Problem to solve: Of all the lines in the material, how many include the word "data"? Reply with the number alone.

Entries shown:
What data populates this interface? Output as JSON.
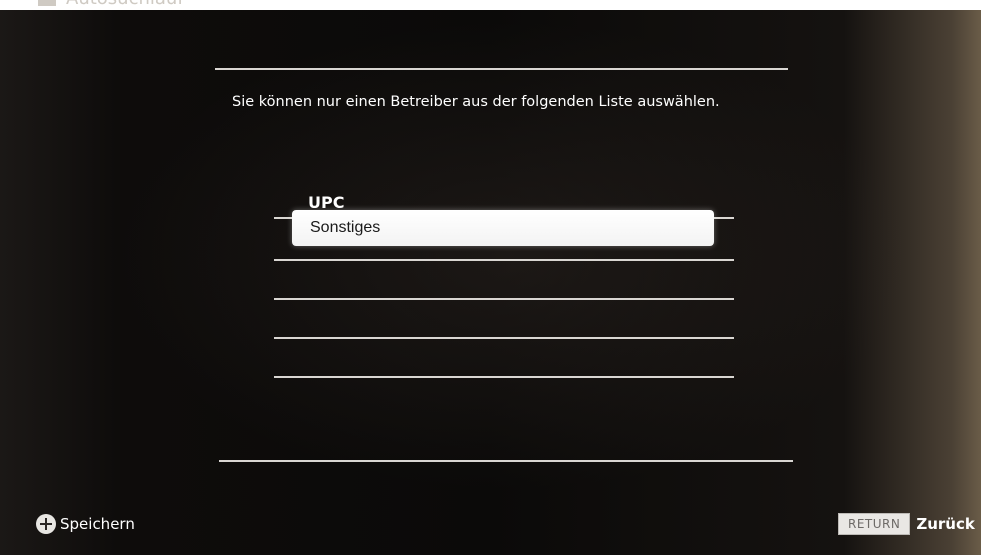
{
  "header": {
    "title": "Autosuchlauf"
  },
  "instruction": "Sie können nur einen Betreiber aus der folgenden Liste auswählen.",
  "operator_list": {
    "items": [
      {
        "label": "UPC",
        "selected": false
      },
      {
        "label": "Sonstiges",
        "selected": true
      }
    ]
  },
  "footer": {
    "save_label": "Speichern",
    "return_key": "RETURN",
    "back_label": "Zurück"
  },
  "colors": {
    "background": "#0b0a09",
    "text": "#ffffff",
    "highlight": "#ffffff"
  }
}
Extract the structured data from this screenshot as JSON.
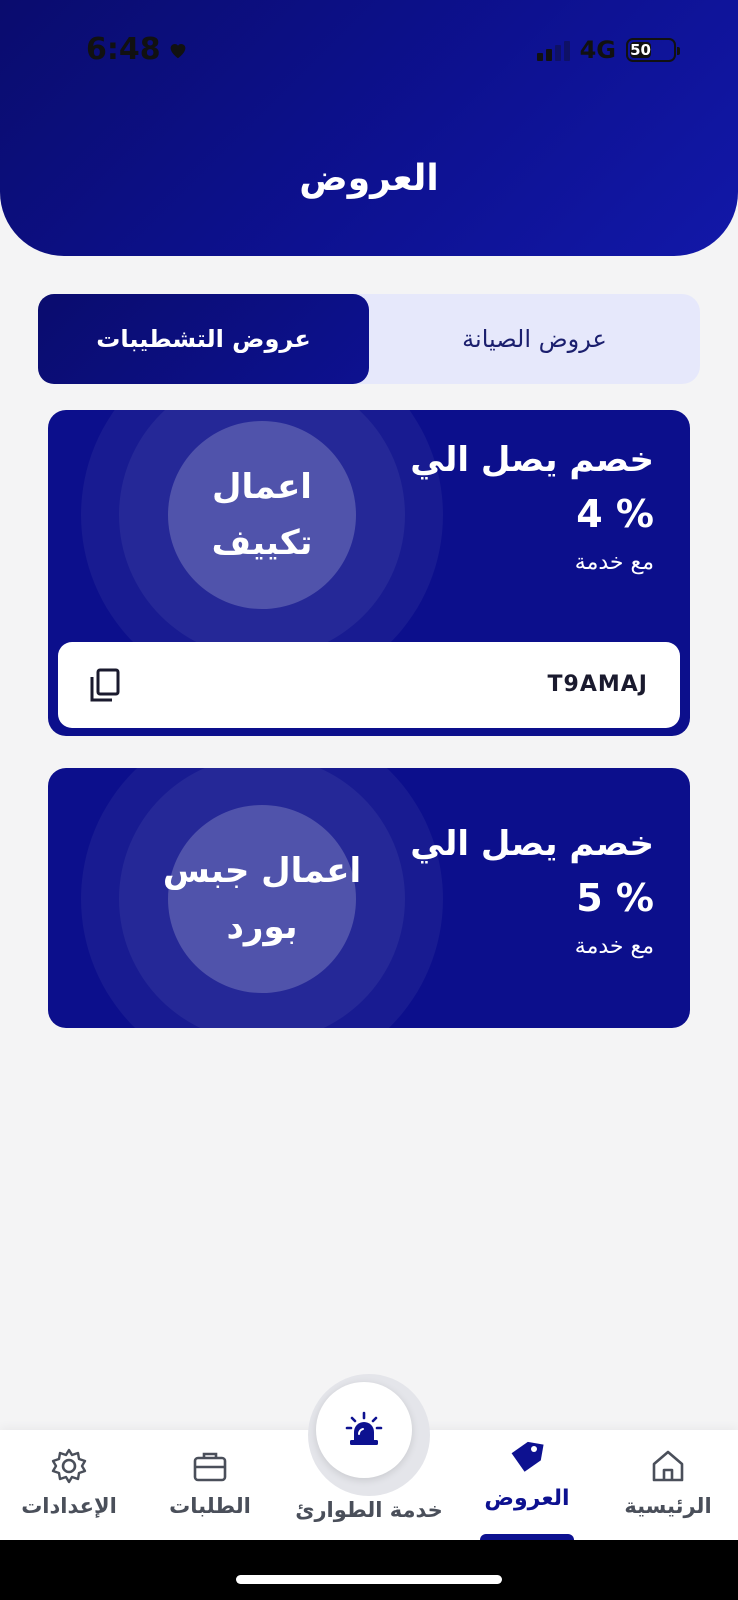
{
  "status_bar": {
    "time": "6:48",
    "network": "4G",
    "battery": "50"
  },
  "header": {
    "title": "العروض"
  },
  "segments": {
    "active_label": "عروض التشطيبات",
    "inactive_label": "عروض الصيانة"
  },
  "offers": [
    {
      "service": "اعمال تكييف",
      "headline": "خصم يصل الي",
      "discount": "4 %",
      "subtitle": "مع خدمة",
      "code": "T9AMAJ"
    },
    {
      "service": "اعمال جبس بورد",
      "headline": "خصم يصل الي",
      "discount": "5 %",
      "subtitle": "مع خدمة"
    }
  ],
  "tabbar": {
    "home": "الرئيسية",
    "offers": "العروض",
    "emergency": "خدمة الطوارئ",
    "orders": "الطلبات",
    "settings": "الإعدادات"
  },
  "colors": {
    "primary": "#0d1190",
    "card": "#0c0f8c",
    "background": "#f4f4f5",
    "segment_bg": "#e6e8fb"
  },
  "icons": [
    "heart-icon",
    "signal-icon",
    "battery-icon",
    "copy-icon",
    "home-icon",
    "tag-icon",
    "siren-icon",
    "briefcase-icon",
    "gear-icon"
  ]
}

Result for this exercise: 2